-- Start --

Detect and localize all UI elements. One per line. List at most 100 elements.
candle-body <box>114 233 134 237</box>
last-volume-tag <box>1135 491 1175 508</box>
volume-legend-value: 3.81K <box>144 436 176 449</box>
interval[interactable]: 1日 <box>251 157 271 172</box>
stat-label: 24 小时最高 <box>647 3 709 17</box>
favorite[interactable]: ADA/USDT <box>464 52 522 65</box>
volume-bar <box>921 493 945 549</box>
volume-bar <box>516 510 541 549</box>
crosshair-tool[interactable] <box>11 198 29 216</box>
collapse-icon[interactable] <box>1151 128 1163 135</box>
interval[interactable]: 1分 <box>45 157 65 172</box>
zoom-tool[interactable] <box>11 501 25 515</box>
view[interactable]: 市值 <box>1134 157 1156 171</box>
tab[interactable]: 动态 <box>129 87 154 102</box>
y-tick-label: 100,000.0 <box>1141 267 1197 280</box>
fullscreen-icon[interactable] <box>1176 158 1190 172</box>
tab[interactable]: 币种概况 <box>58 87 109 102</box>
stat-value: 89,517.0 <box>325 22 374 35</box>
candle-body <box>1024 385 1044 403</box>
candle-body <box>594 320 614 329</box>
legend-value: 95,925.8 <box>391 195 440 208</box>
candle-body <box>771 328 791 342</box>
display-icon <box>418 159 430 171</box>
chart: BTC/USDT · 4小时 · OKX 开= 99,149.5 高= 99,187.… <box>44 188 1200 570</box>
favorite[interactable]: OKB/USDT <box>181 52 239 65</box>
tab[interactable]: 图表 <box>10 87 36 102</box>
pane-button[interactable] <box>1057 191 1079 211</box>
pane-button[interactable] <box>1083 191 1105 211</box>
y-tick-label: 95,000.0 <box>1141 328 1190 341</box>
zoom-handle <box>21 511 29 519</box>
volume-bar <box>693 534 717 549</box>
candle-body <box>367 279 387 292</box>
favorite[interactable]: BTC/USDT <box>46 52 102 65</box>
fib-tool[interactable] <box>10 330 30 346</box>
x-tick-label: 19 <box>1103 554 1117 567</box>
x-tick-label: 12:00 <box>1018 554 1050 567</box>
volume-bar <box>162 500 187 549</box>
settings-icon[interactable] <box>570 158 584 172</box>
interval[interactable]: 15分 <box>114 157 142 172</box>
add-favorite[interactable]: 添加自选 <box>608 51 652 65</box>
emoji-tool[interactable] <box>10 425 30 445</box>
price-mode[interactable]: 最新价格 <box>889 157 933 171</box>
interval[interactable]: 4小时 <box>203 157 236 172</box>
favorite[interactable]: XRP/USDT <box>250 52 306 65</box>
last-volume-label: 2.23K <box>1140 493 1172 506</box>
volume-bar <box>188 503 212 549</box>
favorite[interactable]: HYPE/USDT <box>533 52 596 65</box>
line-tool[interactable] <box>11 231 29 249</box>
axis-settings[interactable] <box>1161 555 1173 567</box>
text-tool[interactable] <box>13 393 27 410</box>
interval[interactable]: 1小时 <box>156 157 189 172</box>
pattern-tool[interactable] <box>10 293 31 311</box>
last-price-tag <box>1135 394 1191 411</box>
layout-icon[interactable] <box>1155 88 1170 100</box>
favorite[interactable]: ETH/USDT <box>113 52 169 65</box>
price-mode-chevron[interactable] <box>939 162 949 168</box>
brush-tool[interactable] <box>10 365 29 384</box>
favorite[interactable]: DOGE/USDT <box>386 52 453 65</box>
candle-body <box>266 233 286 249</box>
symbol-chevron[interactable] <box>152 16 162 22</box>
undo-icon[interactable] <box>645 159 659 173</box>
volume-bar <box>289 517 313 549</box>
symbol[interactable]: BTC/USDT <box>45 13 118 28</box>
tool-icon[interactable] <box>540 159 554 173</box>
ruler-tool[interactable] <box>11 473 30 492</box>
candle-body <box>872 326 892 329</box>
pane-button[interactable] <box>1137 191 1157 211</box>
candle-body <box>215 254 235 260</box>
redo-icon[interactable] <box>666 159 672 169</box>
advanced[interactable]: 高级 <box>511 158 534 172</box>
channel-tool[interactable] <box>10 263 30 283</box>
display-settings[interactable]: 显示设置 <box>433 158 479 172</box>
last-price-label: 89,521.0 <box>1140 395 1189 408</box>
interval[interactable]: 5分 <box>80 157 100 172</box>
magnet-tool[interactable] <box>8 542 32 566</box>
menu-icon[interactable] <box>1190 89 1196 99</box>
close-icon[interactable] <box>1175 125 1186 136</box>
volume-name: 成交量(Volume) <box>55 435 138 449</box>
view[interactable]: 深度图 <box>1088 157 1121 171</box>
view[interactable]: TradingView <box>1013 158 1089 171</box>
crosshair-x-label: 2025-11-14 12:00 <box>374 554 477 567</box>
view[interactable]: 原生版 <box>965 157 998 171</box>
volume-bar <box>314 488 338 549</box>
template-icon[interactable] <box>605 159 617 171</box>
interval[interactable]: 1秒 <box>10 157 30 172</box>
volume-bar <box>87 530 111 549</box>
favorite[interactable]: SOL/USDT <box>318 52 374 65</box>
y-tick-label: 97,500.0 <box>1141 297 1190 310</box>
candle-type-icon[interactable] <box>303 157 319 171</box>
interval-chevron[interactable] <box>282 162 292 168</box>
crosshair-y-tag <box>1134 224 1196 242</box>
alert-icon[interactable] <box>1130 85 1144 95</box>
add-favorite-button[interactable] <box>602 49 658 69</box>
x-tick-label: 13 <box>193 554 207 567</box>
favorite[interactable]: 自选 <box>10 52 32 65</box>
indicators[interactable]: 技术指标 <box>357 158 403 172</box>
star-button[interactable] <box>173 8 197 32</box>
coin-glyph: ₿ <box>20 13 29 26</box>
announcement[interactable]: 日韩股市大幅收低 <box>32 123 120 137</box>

-- End --

TASK DESCRIPTION: Reproduce every line of all the items above verbatim, keeping their original order.

EXERCISE RESPONSE:
Detect and localize all UI elements. One per line. List at most 100 elements.
candle-body <box>114 233 134 237</box>
last-volume-tag <box>1135 491 1175 508</box>
volume-legend-value: 3.81K <box>144 436 176 449</box>
interval[interactable]: 1日 <box>251 157 271 172</box>
stat-label: 24 小时最高 <box>647 3 709 17</box>
favorite[interactable]: ADA/USDT <box>464 52 522 65</box>
volume-bar <box>921 493 945 549</box>
volume-bar <box>516 510 541 549</box>
crosshair-tool[interactable] <box>11 198 29 216</box>
collapse-icon[interactable] <box>1151 128 1163 135</box>
interval[interactable]: 1分 <box>45 157 65 172</box>
zoom-tool[interactable] <box>11 501 25 515</box>
view[interactable]: 市值 <box>1134 157 1156 171</box>
tab[interactable]: 动态 <box>129 87 154 102</box>
y-tick-label: 100,000.0 <box>1141 267 1197 280</box>
fullscreen-icon[interactable] <box>1176 158 1190 172</box>
tab[interactable]: 币种概况 <box>58 87 109 102</box>
stat-value: 89,517.0 <box>325 22 374 35</box>
candle-body <box>1024 385 1044 403</box>
candle-body <box>594 320 614 329</box>
legend-value: 95,925.8 <box>391 195 440 208</box>
candle-body <box>771 328 791 342</box>
display-icon <box>418 159 430 171</box>
chart: BTC/USDT · 4小时 · OKX 开= 99,149.5 高= 99,187.… <box>44 188 1200 570</box>
favorite[interactable]: OKB/USDT <box>181 52 239 65</box>
tab[interactable]: 图表 <box>10 87 36 102</box>
pane-button[interactable] <box>1057 191 1079 211</box>
pane-button[interactable] <box>1083 191 1105 211</box>
y-tick-label: 95,000.0 <box>1141 328 1190 341</box>
zoom-handle <box>21 511 29 519</box>
volume-bar <box>693 534 717 549</box>
candle-body <box>367 279 387 292</box>
favorite[interactable]: BTC/USDT <box>46 52 102 65</box>
fib-tool[interactable] <box>10 330 30 346</box>
x-tick-label: 19 <box>1103 554 1117 567</box>
x-tick-label: 12:00 <box>1018 554 1050 567</box>
volume-bar <box>162 500 187 549</box>
settings-icon[interactable] <box>570 158 584 172</box>
interval[interactable]: 15分 <box>114 157 142 172</box>
add-favorite[interactable]: 添加自选 <box>608 51 652 65</box>
emoji-tool[interactable] <box>10 425 30 445</box>
price-mode[interactable]: 最新价格 <box>889 157 933 171</box>
interval[interactable]: 4小时 <box>203 157 236 172</box>
favorite[interactable]: XRP/USDT <box>250 52 306 65</box>
last-volume-label: 2.23K <box>1140 493 1172 506</box>
volume-bar <box>188 503 212 549</box>
favorite[interactable]: HYPE/USDT <box>533 52 596 65</box>
line-tool[interactable] <box>11 231 29 249</box>
axis-settings[interactable] <box>1161 555 1173 567</box>
text-tool[interactable] <box>13 393 27 410</box>
interval[interactable]: 1小时 <box>156 157 189 172</box>
pattern-tool[interactable] <box>10 293 31 311</box>
last-price-tag <box>1135 394 1191 411</box>
layout-icon[interactable] <box>1155 88 1170 100</box>
favorite[interactable]: ETH/USDT <box>113 52 169 65</box>
price-mode-chevron[interactable] <box>939 162 949 168</box>
brush-tool[interactable] <box>10 365 29 384</box>
favorite[interactable]: DOGE/USDT <box>386 52 453 65</box>
candle-body <box>266 233 286 249</box>
symbol-chevron[interactable] <box>152 16 162 22</box>
undo-icon[interactable] <box>645 159 659 173</box>
volume-bar <box>289 517 313 549</box>
symbol[interactable]: BTC/USDT <box>45 13 118 28</box>
tool-icon[interactable] <box>540 159 554 173</box>
ruler-tool[interactable] <box>11 473 30 492</box>
candle-body <box>872 326 892 329</box>
pane-button[interactable] <box>1137 191 1157 211</box>
candle-body <box>215 254 235 260</box>
redo-icon[interactable] <box>666 159 672 169</box>
advanced[interactable]: 高级 <box>511 158 534 172</box>
channel-tool[interactable] <box>10 263 30 283</box>
display-settings[interactable]: 显示设置 <box>433 158 479 172</box>
last-price-label: 89,521.0 <box>1140 395 1189 408</box>
interval[interactable]: 5分 <box>80 157 100 172</box>
magnet-tool[interactable] <box>8 542 32 566</box>
menu-icon[interactable] <box>1190 89 1196 99</box>
close-icon[interactable] <box>1175 125 1186 136</box>
volume-name: 成交量(Volume) <box>55 435 138 449</box>
view[interactable]: 深度图 <box>1088 157 1121 171</box>
view[interactable]: TradingView <box>1013 158 1089 171</box>
crosshair-x-label: 2025-11-14 12:00 <box>374 554 477 567</box>
view[interactable]: 原生版 <box>965 157 998 171</box>
volume-bar <box>314 488 338 549</box>
template-icon[interactable] <box>605 159 617 171</box>
interval[interactable]: 1秒 <box>10 157 30 172</box>
volume-bar <box>87 530 111 549</box>
favorite[interactable]: SOL/USDT <box>318 52 374 65</box>
y-tick-label: 97,500.0 <box>1141 297 1190 310</box>
candle-type-icon[interactable] <box>303 157 319 171</box>
interval-chevron[interactable] <box>282 162 292 168</box>
crosshair-y-tag <box>1134 224 1196 242</box>
alert-icon[interactable] <box>1130 85 1144 95</box>
add-favorite-button[interactable] <box>602 49 658 69</box>
x-tick-label: 13 <box>193 554 207 567</box>
favorite[interactable]: 自选 <box>10 52 32 65</box>
indicators[interactable]: 技术指标 <box>357 158 403 172</box>
star-button[interactable] <box>173 8 197 32</box>
coin-glyph: ₿ <box>20 13 29 26</box>
announcement[interactable]: 日韩股市大幅收低 <box>32 123 120 137</box>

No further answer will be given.